2003-05-03 22:39:28

by Xose Vazquez Perez

[permalink] [raw]
Subject: nfs over TCP stable?

hi,

Red Hat 9-kernel 2.4.20-9 doesn't include nfs over TCP because they
said that "it doesn't work good enough in our testing....."
https://bugzilla.redhat.com/bugzilla/show_bug.cgi?id=88583

Are there any problems at standard kernels or only at
mega-patched rh kernels?

-thanks in advance-

regards,
--
Galiza nin perdoa nin esquence. Governo demision!



-------------------------------------------------------
This sf.net email is sponsored by:ThinkGeek
Welcome to geek heaven.
http://thinkgeek.com/sf
_______________________________________________
NFS maillist - [email protected]
https://lists.sourceforge.net/lists/listinfo/nfs


2003-05-03 23:30:25

by Greg Lindahl

[permalink] [raw]
Subject: Re: nfs over TCP stable?

On Sun, May 04, 2003 at 12:39:35AM +0200, Xose Vazquez Perez wrote:

> Red Hat 9-kernel 2.4.20-9 doesn't include nfs over TCP because they
> said that "it doesn't work good enough in our testing....."
> https://bugzilla.redhat.com/bugzilla/show_bug.cgi?id=88583

Note that they are talking about CONFIG_NFSD_TCP, i.e. the daemon side
of TCP support. Client support is much older, and Redhat has had it
turned on for ages.

greg




-------------------------------------------------------
This sf.net email is sponsored by:ThinkGeek
Welcome to geek heaven.
http://thinkgeek.com/sf
_______________________________________________
NFS maillist - [email protected]
https://lists.sourceforge.net/lists/listinfo/nfs

2003-05-05 10:49:38

by Andreas Behnert

[permalink] [raw]
Subject: Re: nfs over TCP stable?

Xose Vazquez Perez wrote:
> hi,
>
> Red Hat 9-kernel 2.4.20-9 doesn't include nfs over TCP because they
> said that "it doesn't work good enough in our testing....."
> https://bugzilla.redhat.com/bugzilla/show_bug.cgi?id=88583
>
> Are there any problems at standard kernels or only at
> mega-patched rh kernels?
>
> -thanks in advance-
>
> regards,

(Sorry 'bout my poor English)

Linux NFS server, UNIX clients:
I used 2.2.20 for NFSv3 over UDP for a long time and did some tests
with 2.4.21-rc7 for NFSv3 over TCP. Unfortunately there were a lot of
problems. "Normal" stress tests (mounting, creating some very large
and many small files, copying, ...) showed no problems but CATIA is
running on the clients and CATIA, at least 4.2.2/4.2.4, seems to use
some special fs access methods (sorry, can't be more specific becuse
I simply don't know :) and heavily relies on statd/lockd. With CATIA
running IRIX worked almost without a problem, AIX5L didn't work at all,
HP-UX11 was (and still is) _extremely_ slow, saving/loading a 90 MB
model file takes forever. AIX client behaviour could be fixed with a
"proto=udp" mount option, HP-UX11 couldn't be fixed until now because
it seems to ignore the "proto=udp" mount option I put into /etc/fstab
and the manpages seem to differ from the real behaviour. So apart from
the NFSv3 over TCP problems there seems to be a bug in HP-UX11, at
least in the release that's running here. Log files didn't say anything
relevant, not on the server and also not on the clients. To be honest -
at the moment I don't know what to do to get NFS over TCP to work
reliably and performant with all these client systems.

*Problem:* In the NFS over TCP thread, repeat the stretch from "by Greg Lindahl" through "on for ages.". The listing that follows is separate material and is not part of the thread.

*Provided material:*
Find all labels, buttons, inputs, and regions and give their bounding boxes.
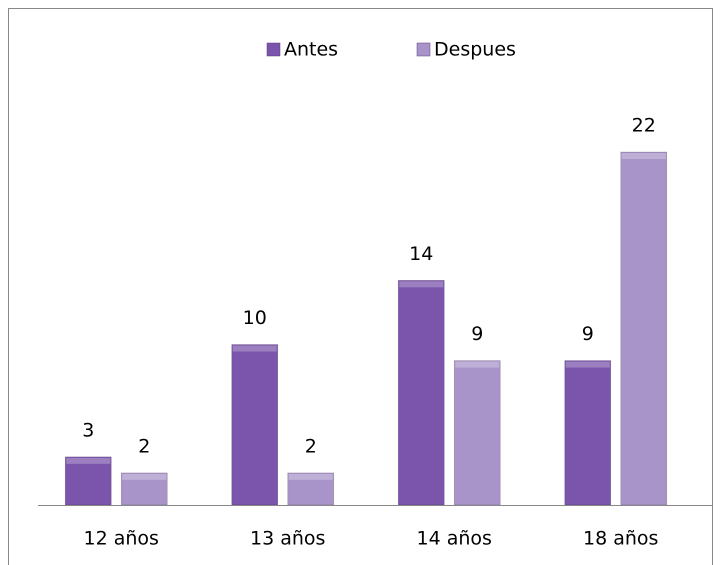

*Solution for this problem:*
by Greg Lindahl

[permalink] [raw]
Subject: Re: nfs over TCP stable?

On Sun, May 04, 2003 at 12:39:35AM +0200, Xose Vazquez Perez wrote:

> Red Hat 9-kernel 2.4.20-9 doesn't include nfs over TCP because they
> said that "it doesn't work good enough in our testing....."
> https://bugzilla.redhat.com/bugzilla/show_bug.cgi?id=88583

Note that they are talking about CONFIG_NFSD_TCP, i.e. the daemon side
of TCP support. Client support is much older, and Redhat has had it
turned on for ages.